YOUR OBJECTIVE – Only the number is needed. Please count the lines below in which the word "mTOR" occurs.

(Dataset entries)
--*--

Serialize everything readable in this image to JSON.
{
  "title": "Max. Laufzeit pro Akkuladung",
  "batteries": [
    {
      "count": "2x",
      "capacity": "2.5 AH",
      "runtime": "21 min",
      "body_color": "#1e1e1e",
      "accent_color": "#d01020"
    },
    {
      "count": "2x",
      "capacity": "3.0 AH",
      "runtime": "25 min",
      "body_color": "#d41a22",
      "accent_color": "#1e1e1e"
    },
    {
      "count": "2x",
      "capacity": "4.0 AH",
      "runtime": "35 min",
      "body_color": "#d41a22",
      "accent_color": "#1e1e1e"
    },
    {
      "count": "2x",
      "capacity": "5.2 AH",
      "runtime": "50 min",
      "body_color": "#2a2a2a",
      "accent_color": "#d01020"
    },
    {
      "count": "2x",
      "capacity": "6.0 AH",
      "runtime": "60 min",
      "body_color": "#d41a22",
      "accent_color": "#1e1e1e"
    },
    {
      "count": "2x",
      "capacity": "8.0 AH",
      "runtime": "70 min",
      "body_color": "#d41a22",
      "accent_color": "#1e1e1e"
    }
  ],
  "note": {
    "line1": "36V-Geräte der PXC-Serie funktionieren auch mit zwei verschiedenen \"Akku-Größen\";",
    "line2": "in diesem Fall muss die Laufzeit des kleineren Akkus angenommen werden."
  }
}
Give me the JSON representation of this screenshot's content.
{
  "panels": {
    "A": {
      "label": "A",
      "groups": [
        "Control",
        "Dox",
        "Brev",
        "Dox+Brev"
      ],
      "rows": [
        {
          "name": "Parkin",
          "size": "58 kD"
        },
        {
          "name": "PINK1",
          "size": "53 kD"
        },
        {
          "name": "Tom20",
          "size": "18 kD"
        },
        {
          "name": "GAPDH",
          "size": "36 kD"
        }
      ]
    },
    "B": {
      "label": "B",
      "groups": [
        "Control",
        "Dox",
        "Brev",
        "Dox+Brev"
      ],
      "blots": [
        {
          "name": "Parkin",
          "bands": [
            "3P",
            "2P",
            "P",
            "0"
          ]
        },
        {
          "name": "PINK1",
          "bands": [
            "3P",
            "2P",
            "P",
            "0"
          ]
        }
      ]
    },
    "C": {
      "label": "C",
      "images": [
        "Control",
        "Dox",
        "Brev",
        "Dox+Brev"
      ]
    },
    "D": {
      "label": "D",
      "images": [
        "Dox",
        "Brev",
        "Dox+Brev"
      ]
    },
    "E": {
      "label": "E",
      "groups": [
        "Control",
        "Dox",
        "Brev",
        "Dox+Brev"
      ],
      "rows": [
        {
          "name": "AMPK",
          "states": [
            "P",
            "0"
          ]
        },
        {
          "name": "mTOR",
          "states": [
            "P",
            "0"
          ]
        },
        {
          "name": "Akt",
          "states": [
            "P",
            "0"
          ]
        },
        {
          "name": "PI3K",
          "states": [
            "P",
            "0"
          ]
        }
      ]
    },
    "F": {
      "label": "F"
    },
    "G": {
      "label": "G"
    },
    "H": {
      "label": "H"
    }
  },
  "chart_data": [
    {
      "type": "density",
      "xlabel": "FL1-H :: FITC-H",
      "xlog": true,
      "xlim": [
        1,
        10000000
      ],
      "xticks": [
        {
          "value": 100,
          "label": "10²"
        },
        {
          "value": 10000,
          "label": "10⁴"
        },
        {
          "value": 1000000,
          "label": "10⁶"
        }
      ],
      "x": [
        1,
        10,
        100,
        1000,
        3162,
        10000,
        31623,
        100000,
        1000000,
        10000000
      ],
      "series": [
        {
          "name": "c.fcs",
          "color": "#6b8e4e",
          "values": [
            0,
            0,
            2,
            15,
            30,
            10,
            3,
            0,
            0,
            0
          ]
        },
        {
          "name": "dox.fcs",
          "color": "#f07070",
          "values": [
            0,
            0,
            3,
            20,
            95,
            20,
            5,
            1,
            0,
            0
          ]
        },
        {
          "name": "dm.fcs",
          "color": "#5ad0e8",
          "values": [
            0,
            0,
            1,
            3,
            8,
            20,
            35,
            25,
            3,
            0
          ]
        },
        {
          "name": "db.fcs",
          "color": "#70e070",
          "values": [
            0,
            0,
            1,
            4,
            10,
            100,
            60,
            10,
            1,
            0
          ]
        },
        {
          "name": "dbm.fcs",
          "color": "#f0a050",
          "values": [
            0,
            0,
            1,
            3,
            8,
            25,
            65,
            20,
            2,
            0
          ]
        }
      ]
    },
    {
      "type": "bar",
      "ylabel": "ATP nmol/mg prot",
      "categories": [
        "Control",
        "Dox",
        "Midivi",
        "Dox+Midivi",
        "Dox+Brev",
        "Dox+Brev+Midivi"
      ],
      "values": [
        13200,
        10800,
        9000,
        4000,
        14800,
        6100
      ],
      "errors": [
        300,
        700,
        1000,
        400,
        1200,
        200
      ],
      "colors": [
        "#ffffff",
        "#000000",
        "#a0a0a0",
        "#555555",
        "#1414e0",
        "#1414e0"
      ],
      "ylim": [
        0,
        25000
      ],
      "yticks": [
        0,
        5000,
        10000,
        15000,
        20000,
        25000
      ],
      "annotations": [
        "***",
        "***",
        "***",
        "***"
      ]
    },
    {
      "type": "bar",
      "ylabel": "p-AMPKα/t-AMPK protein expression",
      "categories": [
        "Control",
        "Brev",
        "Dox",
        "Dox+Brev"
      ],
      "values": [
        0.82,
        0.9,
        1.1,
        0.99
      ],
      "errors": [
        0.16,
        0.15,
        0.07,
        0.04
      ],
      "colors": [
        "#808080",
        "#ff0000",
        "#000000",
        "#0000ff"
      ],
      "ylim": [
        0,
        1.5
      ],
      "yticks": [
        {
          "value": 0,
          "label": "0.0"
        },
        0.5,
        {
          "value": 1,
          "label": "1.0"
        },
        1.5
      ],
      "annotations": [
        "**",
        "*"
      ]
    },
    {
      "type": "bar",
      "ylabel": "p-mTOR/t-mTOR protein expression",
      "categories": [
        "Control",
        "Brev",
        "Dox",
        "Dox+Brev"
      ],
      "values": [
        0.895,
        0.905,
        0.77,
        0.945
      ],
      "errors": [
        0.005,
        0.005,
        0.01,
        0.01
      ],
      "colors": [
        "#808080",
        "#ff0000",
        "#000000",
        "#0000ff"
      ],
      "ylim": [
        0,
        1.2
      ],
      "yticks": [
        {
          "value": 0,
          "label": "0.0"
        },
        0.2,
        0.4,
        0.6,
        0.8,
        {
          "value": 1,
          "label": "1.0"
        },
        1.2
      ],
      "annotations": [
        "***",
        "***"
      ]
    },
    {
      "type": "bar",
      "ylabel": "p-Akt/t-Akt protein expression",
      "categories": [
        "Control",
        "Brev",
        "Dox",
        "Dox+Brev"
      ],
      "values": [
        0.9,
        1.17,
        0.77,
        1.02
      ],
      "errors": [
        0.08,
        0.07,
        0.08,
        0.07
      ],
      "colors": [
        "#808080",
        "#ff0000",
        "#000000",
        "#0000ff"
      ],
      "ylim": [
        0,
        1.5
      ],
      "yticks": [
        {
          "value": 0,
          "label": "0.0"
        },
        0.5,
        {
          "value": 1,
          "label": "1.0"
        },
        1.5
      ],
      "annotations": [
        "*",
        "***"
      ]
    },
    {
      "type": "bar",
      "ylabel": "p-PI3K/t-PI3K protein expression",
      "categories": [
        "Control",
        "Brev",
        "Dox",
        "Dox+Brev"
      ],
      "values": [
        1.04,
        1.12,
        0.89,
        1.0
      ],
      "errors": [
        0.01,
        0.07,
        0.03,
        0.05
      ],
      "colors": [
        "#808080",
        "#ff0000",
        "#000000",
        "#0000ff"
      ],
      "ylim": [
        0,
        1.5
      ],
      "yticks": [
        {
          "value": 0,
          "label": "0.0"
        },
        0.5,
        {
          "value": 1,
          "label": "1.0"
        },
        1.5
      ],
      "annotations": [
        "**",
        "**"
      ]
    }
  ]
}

--*--

SOLUTION TO THE EXERCISE – 2